[WRITTEN PROBLEM] Please output the entries below word for word, from their first line up to and including the line with "data-point bbox=[1242, 1036, 1267, 1060]".

[DATA EXCERPTS]
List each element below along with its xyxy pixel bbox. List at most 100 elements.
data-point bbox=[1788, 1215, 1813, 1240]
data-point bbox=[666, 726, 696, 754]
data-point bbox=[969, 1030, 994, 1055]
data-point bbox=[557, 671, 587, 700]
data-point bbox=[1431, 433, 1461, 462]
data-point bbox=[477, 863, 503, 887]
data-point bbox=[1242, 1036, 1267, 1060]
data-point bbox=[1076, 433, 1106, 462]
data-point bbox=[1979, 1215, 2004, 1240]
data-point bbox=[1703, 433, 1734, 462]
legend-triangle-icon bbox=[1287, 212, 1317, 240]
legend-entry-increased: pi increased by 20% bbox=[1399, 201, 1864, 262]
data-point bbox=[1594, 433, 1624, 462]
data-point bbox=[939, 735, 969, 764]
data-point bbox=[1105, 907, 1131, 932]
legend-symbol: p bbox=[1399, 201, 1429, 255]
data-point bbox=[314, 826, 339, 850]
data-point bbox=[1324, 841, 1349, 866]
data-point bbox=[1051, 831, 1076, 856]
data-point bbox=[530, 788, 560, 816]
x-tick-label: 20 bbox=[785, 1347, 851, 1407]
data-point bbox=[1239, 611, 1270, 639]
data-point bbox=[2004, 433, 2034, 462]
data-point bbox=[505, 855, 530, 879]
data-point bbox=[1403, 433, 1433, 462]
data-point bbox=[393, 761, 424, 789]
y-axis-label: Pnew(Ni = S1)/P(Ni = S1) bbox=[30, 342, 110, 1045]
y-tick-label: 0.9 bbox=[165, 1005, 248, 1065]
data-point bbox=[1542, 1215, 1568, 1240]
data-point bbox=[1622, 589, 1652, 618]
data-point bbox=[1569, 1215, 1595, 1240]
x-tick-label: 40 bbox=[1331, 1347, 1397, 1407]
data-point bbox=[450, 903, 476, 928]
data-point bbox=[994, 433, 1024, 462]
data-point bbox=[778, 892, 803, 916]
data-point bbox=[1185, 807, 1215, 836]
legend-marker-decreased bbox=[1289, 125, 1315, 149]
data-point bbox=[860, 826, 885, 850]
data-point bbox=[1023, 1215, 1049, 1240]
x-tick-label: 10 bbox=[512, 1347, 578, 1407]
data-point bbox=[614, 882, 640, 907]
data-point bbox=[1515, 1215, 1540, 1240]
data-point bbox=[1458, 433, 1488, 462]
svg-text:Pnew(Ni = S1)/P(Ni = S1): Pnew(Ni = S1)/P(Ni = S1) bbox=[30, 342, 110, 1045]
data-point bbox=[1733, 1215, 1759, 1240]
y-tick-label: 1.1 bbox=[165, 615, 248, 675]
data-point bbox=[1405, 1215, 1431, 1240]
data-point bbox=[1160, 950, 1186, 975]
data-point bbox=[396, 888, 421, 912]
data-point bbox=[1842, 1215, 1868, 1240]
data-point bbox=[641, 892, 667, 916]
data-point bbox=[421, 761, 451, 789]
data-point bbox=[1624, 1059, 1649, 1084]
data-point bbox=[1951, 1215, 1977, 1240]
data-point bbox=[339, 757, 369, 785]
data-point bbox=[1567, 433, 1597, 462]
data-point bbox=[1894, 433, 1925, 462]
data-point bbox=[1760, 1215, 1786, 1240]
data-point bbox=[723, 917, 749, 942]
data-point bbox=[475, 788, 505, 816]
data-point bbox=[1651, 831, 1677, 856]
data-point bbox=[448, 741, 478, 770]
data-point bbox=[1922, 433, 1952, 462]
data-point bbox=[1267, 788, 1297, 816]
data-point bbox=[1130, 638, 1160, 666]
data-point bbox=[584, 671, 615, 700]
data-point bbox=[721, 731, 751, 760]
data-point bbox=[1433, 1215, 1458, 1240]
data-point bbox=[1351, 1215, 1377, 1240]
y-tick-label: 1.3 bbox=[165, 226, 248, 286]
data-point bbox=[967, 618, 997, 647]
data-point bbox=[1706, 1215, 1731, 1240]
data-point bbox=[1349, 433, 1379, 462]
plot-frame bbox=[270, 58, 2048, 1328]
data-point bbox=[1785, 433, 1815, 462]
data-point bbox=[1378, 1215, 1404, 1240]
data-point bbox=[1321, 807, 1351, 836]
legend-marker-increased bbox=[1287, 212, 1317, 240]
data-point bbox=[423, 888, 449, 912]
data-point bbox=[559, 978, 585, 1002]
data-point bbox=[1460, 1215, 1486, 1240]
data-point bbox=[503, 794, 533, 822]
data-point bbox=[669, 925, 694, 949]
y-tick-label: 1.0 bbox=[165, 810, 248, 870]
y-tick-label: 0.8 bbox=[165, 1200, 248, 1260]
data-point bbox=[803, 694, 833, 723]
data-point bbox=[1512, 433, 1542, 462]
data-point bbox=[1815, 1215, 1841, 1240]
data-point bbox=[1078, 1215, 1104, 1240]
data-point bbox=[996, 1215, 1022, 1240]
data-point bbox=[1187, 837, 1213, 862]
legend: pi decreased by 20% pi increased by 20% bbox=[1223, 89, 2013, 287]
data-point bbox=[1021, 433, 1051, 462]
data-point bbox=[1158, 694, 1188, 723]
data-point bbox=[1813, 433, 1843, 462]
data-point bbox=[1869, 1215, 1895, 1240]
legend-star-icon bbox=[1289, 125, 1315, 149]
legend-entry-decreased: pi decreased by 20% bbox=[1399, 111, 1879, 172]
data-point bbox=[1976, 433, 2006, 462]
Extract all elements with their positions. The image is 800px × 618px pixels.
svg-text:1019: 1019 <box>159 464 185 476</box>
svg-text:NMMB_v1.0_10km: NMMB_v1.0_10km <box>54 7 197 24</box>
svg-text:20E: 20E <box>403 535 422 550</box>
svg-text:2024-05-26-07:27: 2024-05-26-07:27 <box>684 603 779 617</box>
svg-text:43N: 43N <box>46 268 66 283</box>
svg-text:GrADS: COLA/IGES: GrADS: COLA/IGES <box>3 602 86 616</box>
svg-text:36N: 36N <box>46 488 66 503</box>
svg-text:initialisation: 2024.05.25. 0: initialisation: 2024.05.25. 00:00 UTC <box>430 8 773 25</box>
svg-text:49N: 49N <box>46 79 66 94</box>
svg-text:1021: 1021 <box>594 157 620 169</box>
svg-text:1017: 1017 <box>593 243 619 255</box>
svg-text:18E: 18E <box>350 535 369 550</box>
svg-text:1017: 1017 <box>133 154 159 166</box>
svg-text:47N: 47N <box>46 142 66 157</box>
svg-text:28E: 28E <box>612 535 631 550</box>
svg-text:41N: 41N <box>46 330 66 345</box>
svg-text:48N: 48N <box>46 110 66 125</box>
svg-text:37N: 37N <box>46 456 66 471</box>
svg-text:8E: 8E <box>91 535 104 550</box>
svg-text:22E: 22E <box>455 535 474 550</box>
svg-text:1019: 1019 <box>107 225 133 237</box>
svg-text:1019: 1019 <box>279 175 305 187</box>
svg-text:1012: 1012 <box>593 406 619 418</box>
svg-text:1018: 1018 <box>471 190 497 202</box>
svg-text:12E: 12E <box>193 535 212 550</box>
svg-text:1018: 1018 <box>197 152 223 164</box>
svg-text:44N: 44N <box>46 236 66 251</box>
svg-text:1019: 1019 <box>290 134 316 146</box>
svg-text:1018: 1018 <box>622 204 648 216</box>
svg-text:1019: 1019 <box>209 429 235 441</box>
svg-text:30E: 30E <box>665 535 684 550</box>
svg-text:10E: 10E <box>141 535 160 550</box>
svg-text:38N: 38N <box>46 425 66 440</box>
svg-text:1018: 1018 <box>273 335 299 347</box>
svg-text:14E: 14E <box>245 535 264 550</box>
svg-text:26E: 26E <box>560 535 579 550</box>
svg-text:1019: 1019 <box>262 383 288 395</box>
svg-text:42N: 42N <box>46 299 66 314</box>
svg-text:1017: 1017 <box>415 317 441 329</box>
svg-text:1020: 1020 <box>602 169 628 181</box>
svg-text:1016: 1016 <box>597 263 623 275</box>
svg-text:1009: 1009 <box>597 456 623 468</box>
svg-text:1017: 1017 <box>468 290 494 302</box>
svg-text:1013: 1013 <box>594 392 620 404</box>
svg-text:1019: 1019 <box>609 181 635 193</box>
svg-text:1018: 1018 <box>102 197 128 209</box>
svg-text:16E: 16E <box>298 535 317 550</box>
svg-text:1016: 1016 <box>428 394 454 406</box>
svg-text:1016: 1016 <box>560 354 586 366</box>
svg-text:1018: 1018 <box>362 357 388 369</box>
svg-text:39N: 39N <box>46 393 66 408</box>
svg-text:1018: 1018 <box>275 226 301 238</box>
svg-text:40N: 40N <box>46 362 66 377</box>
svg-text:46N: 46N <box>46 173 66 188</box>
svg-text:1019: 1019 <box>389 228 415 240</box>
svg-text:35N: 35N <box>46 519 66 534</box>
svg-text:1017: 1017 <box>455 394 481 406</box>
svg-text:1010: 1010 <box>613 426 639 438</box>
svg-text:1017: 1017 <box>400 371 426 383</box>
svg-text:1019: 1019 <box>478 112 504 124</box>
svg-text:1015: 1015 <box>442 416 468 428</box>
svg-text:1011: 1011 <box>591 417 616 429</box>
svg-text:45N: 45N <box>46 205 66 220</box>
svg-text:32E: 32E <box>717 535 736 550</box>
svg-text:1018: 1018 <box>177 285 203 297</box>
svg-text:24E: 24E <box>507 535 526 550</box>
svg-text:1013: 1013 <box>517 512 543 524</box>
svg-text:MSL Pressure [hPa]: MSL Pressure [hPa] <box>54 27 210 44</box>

[FINISHED TASK]
List each element below along with its xyxy pixel bbox. List at most 100 elements.
data-point bbox=[1788, 1215, 1813, 1240]
data-point bbox=[666, 726, 696, 754]
data-point bbox=[969, 1030, 994, 1055]
data-point bbox=[557, 671, 587, 700]
data-point bbox=[1431, 433, 1461, 462]
data-point bbox=[477, 863, 503, 887]
data-point bbox=[1242, 1036, 1267, 1060]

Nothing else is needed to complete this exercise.